**What is expected**
Only the number is wanted: count the lines that contain "marker".

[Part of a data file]
******************************

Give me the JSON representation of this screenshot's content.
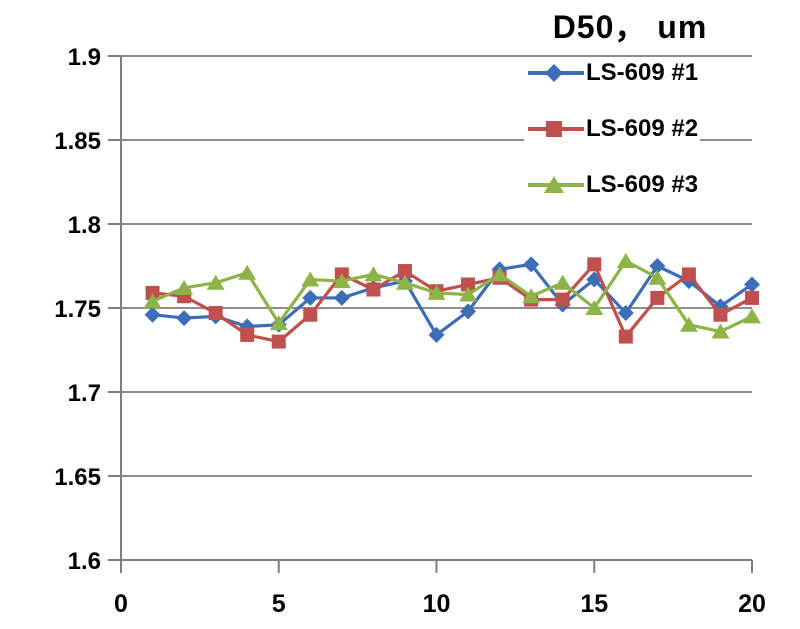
{
  "chart_data": {
    "type": "line",
    "title": "D50， um",
    "xlabel": "",
    "ylabel": "",
    "xlim": [
      0,
      20
    ],
    "ylim": [
      1.6,
      1.9
    ],
    "grid": true,
    "legend_position": "top-right",
    "x_ticks": [
      0,
      5,
      10,
      15,
      20
    ],
    "x_tick_labels": [
      "0",
      "5",
      "10",
      "15",
      "20"
    ],
    "y_ticks": [
      1.6,
      1.65,
      1.7,
      1.75,
      1.8,
      1.85,
      1.9
    ],
    "y_tick_labels": [
      "1.6",
      "1.65",
      "1.7",
      "1.75",
      "1.8",
      "1.85",
      "1.9"
    ],
    "x": [
      1,
      2,
      3,
      4,
      5,
      6,
      7,
      8,
      9,
      10,
      11,
      12,
      13,
      14,
      15,
      16,
      17,
      18,
      19,
      20
    ],
    "series": [
      {
        "name": "LS-609 #1",
        "marker": "diamond",
        "color": "#3E6DB8",
        "values": [
          1.746,
          1.744,
          1.745,
          1.739,
          1.74,
          1.756,
          1.756,
          1.762,
          1.766,
          1.734,
          1.748,
          1.773,
          1.776,
          1.752,
          1.767,
          1.747,
          1.775,
          1.766,
          1.751,
          1.764
        ]
      },
      {
        "name": "LS-609 #2",
        "marker": "square",
        "color": "#C0504D",
        "values": [
          1.759,
          1.757,
          1.747,
          1.734,
          1.73,
          1.746,
          1.77,
          1.761,
          1.772,
          1.76,
          1.764,
          1.768,
          1.755,
          1.755,
          1.776,
          1.733,
          1.756,
          1.77,
          1.746,
          1.756
        ]
      },
      {
        "name": "LS-609 #3",
        "marker": "triangle",
        "color": "#8DB446",
        "values": [
          1.754,
          1.762,
          1.765,
          1.771,
          1.741,
          1.767,
          1.766,
          1.77,
          1.765,
          1.759,
          1.758,
          1.77,
          1.757,
          1.765,
          1.75,
          1.778,
          1.768,
          1.74,
          1.736,
          1.745
        ]
      }
    ],
    "colors": {
      "grid": "#8E8E8E",
      "axis": "#7F7F7F",
      "text": "#000000",
      "background": "#FFFFFF"
    }
  }
}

******************************

**Solution to this task**
3